** begin **

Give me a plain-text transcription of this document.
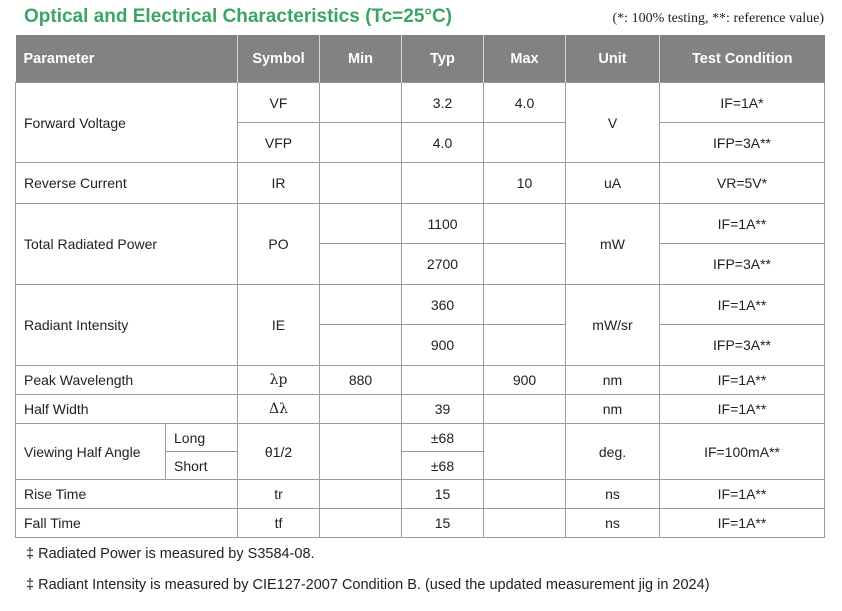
Optical and Electrical Characteristics (Tc=25°C)	(*: 100% testing, **: reference value)
Parameter		Symbol	Min	Typ	Max	Unit	Test Condition
Forward Voltage		VF		3.2	4.0	V	IF=1A*
		VFP		4.0			IFP=3A**
Reverse Current		IR			10	uA	VR=5V*
Total Radiated Power		PO		1100		mW	IF=1A**
				2700			IFP=3A**
Radiant Intensity		IE		360		mW/sr	IF=1A**
				900			IFP=3A**
Peak Wavelength		λp	880		900	nm	IF=1A**
Half Width		Δλ		39		nm	IF=1A**
Viewing Half Angle	Long	θ1/2		±68		deg.	IF=100mA**
	Short			±68			
Rise Time		tr		15		ns	IF=1A**
Fall Time		tf		15		ns	IF=1A**
‡ Radiated Power is measured by S3584-08.
‡ Radiant Intensity is measured by CIE127-2007 Condition B. (used the updated measurement jig in 2024)
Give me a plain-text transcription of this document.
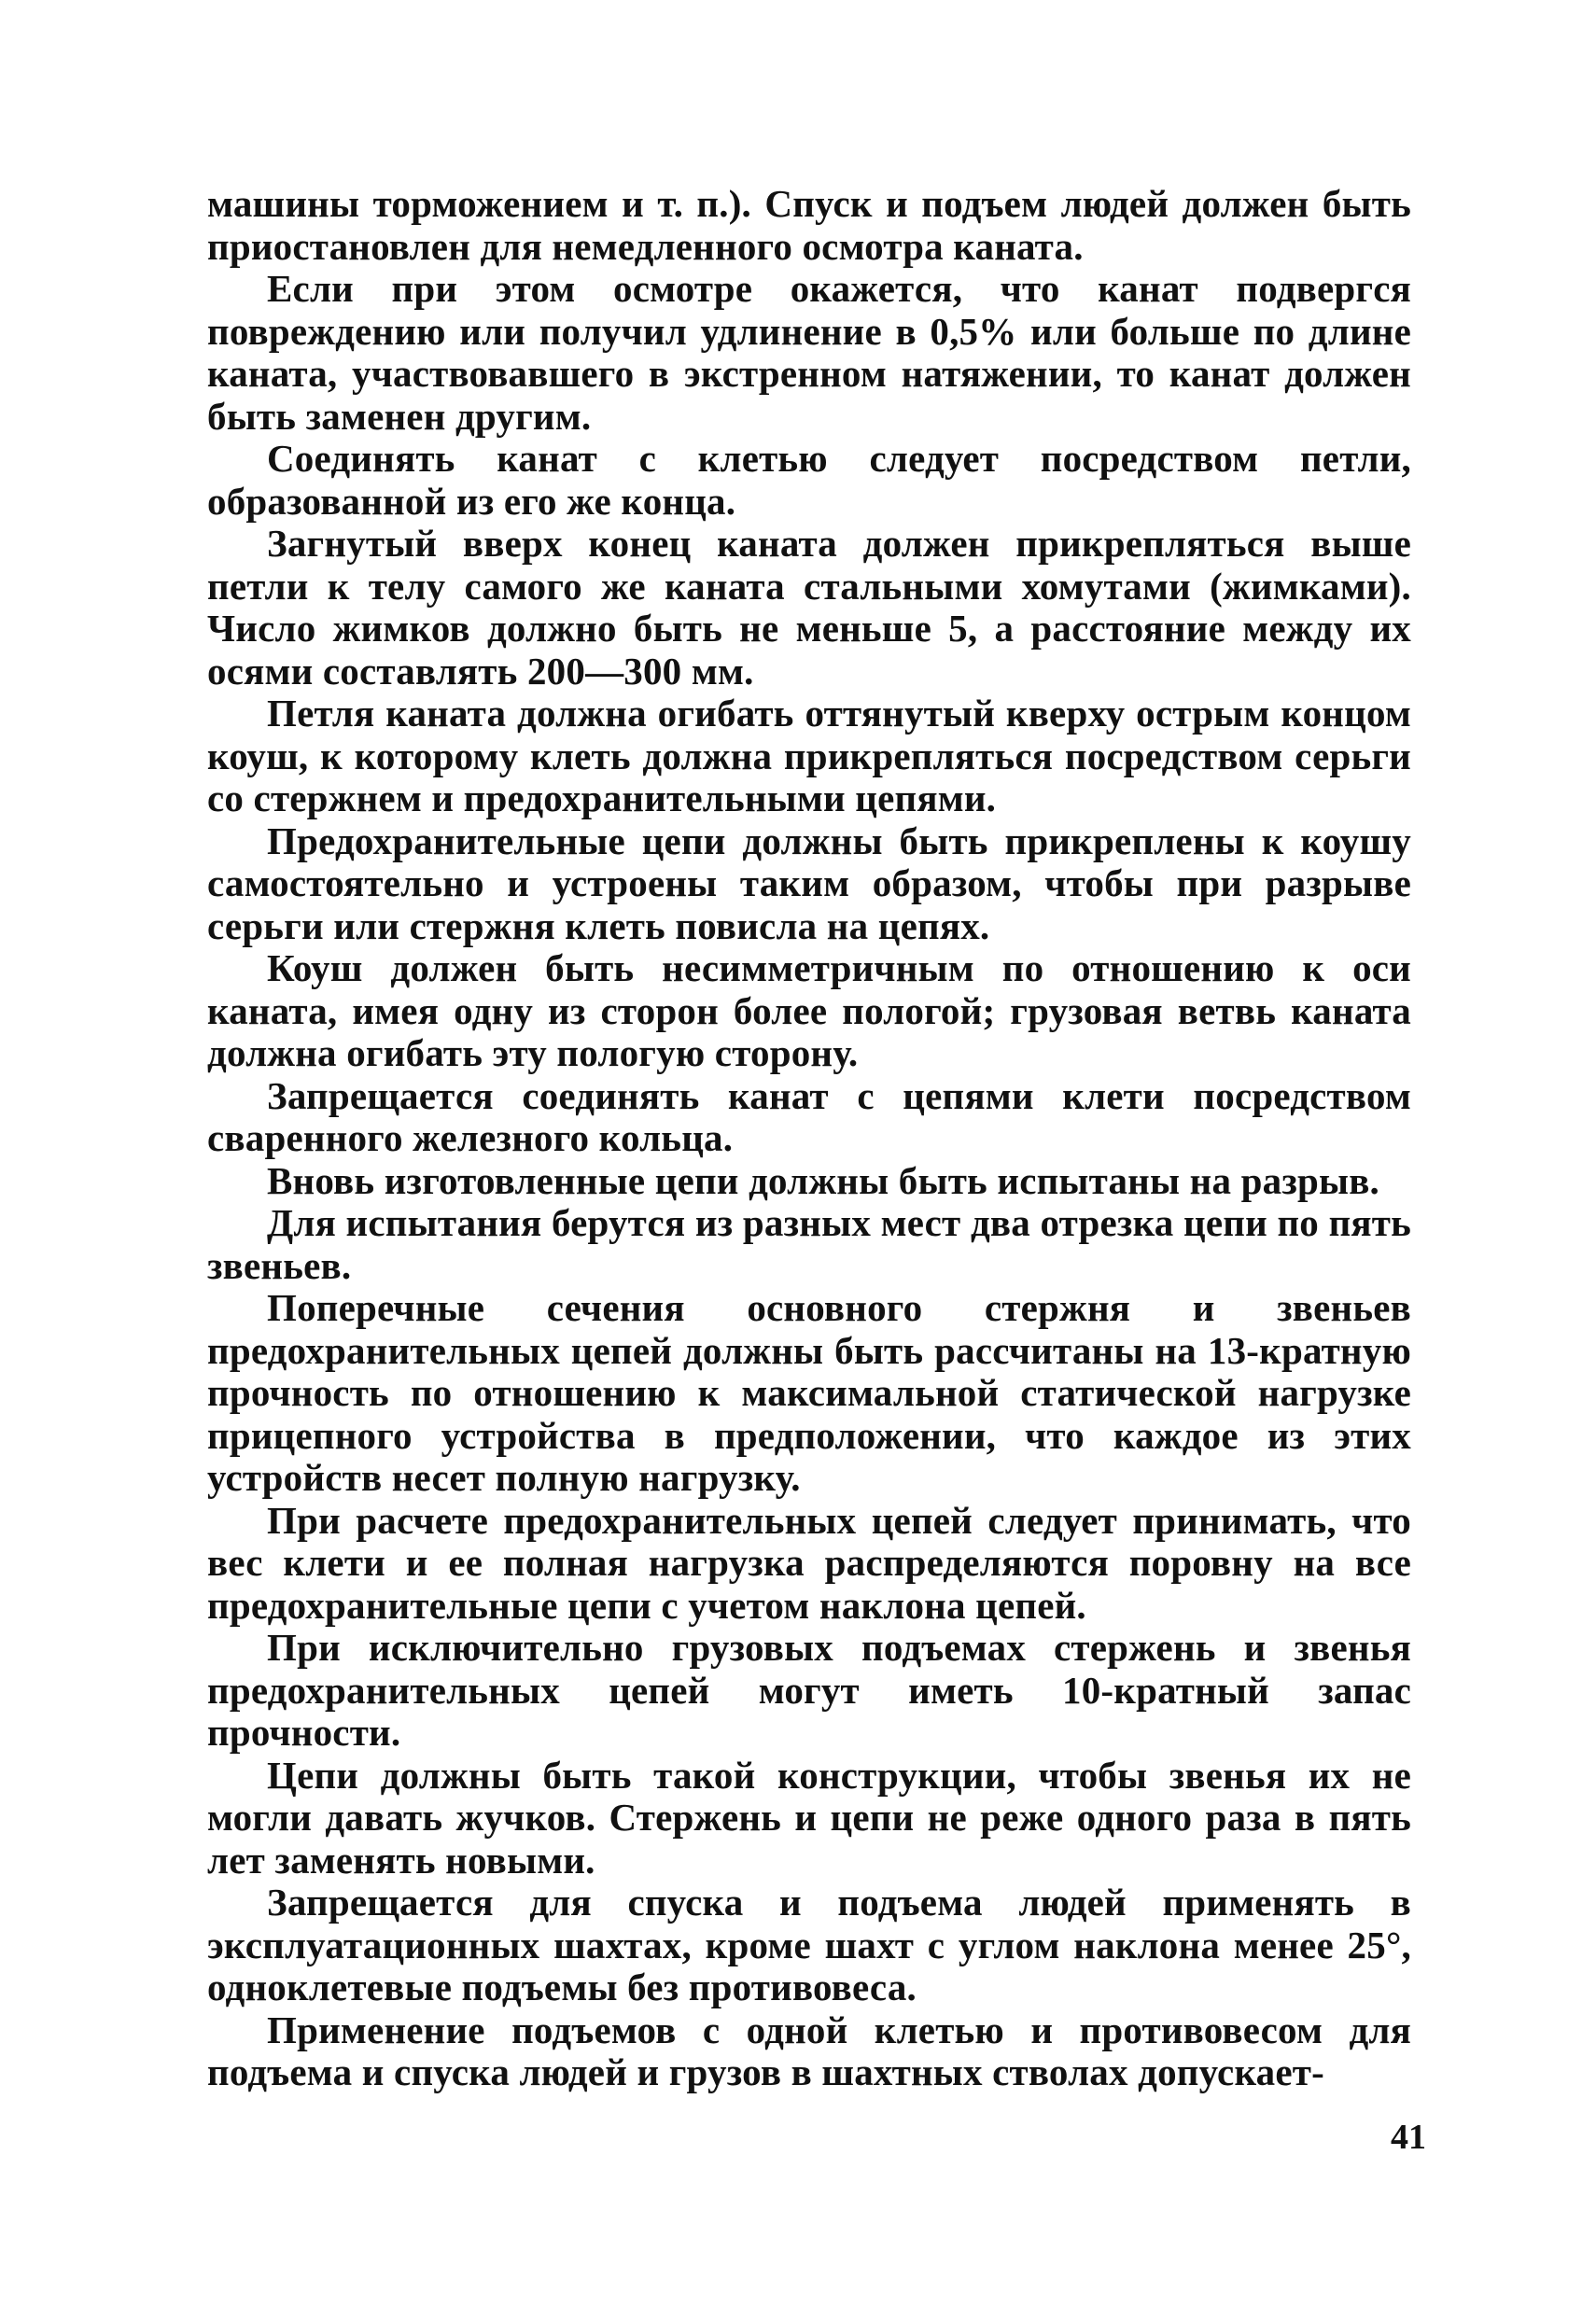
машины торможением и т. п.). Спуск и подъем людей должен быть приостановлен для немедленного осмотра каната.

Если при этом осмотре окажется, что канат подвергся повреждению или получил удлинение в 0,5% или больше по длине каната, участвовавшего в экстренном натяжении, то канат должен быть заменен другим.

Соединять канат с клетью следует посредством петли, образованной из его же конца.

Загнутый вверх конец каната должен прикрепляться выше петли к телу самого же каната стальными хомутами (жимками). Число жимков должно быть не меньше 5, а расстояние между их осями составлять 200—300 мм.

Петля каната должна огибать оттянутый кверху острым концом коуш, к которому клеть должна прикрепляться посредством серьги со стержнем и предохранительными цепями.

Предохранительные цепи должны быть прикреплены к коушу самостоятельно и устроены таким образом, чтобы при разрыве серьги или стержня клеть повисла на цепях.

Коуш должен быть несимметричным по отношению к оси каната, имея одну из сторон более пологой; грузовая ветвь каната должна огибать эту пологую сторону.

Запрещается соединять канат с цепями клети посредством сваренного железного кольца.

Вновь изготовленные цепи должны быть испытаны на разрыв.

Для испытания берутся из разных мест два отрезка цепи по пять звеньев.

Поперечные сечения основного стержня и звеньев предохранительных цепей должны быть рассчитаны на 13-кратную прочность по отношению к максимальной статической нагрузке прицепного устройства в предположении, что каждое из этих устройств несет полную нагрузку.

При расчете предохранительных цепей следует принимать, что вес клети и ее полная нагрузка распределяются поровну на все предохранительные цепи с учетом наклона цепей.

При исключительно грузовых подъемах стержень и звенья предохранительных цепей могут иметь 10-кратный запас прочности.

Цепи должны быть такой конструкции, чтобы звенья их не могли давать жучков. Стержень и цепи не реже одного раза в пять лет заменять новыми.

Запрещается для спуска и подъема людей применять в эксплуатационных шахтах, кроме шахт с углом наклона менее 25°, одноклетевые подъемы без противовеса.

Применение подъемов с одной клетью и противовесом для подъема и спуска людей и грузов в шахтных стволах допускает-

41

** end **

» **DESCRIPTION OF THE TASK**: Retype the entries word for word. Omit any images.

» **RESPONSE FOR THIS EXERCISE**:
Give me a plain-text transcription of this document.
Optical and Electrical Characteristics (Tc=25°C)	(*: 100% testing, **: reference value)
Parameter		Symbol	Min	Typ	Max	Unit	Test Condition
Forward Voltage		VF		3.2	4.0	V	IF=1A*
		VFP		4.0			IFP=3A**
Reverse Current		IR			10	uA	VR=5V*
Total Radiated Power		PO		1100		mW	IF=1A**
				2700			IFP=3A**
Radiant Intensity		IE		360		mW/sr	IF=1A**
				900			IFP=3A**
Peak Wavelength		λp	880		900	nm	IF=1A**
Half Width		Δλ		39		nm	IF=1A**
Viewing Half Angle	Long	θ1/2		±68		deg.	IF=100mA**
	Short			±68			
Rise Time		tr		15		ns	IF=1A**
Fall Time		tf		15		ns	IF=1A**
‡ Radiated Power is measured by S3584-08.
‡ Radiant Intensity is measured by CIE127-2007 Condition B. (used the updated measurement jig in 2024)
Give me a plain-text transcription of this document.
машины торможением и т. п.). Спуск и подъем людей должен быть приостановлен для немедленного осмотра каната.

Если при этом осмотре окажется, что канат подвергся повреждению или получил удлинение в 0,5% или больше по длине каната, участвовавшего в экстренном натяжении, то канат должен быть заменен другим.

Соединять канат с клетью следует посредством петли, образованной из его же конца.

Загнутый вверх конец каната должен прикрепляться выше петли к телу самого же каната стальными хомутами (жимками). Число жимков должно быть не меньше 5, а расстояние между их осями составлять 200—300 мм.

Петля каната должна огибать оттянутый кверху острым концом коуш, к которому клеть должна прикрепляться посредством серьги со стержнем и предохранительными цепями.

Предохранительные цепи должны быть прикреплены к коушу самостоятельно и устроены таким образом, чтобы при разрыве серьги или стержня клеть повисла на цепях.

Коуш должен быть несимметричным по отношению к оси каната, имея одну из сторон более пологой; грузовая ветвь каната должна огибать эту пологую сторону.

Запрещается соединять канат с цепями клети посредством сваренного железного кольца.

Вновь изготовленные цепи должны быть испытаны на разрыв.

Для испытания берутся из разных мест два отрезка цепи по пять звеньев.

Поперечные сечения основного стержня и звеньев предохранительных цепей должны быть рассчитаны на 13-кратную прочность по отношению к максимальной статической нагрузке прицепного устройства в предположении, что каждое из этих устройств несет полную нагрузку.

При расчете предохранительных цепей следует принимать, что вес клети и ее полная нагрузка распределяются поровну на все предохранительные цепи с учетом наклона цепей.

При исключительно грузовых подъемах стержень и звенья предохранительных цепей могут иметь 10-кратный запас прочности.

Цепи должны быть такой конструкции, чтобы звенья их не могли давать жучков. Стержень и цепи не реже одного раза в пять лет заменять новыми.

Запрещается для спуска и подъема людей применять в эксплуатационных шахтах, кроме шахт с углом наклона менее 25°, одноклетевые подъемы без противовеса.

Применение подъемов с одной клетью и противовесом для подъема и спуска людей и грузов в шахтных стволах допускает-

41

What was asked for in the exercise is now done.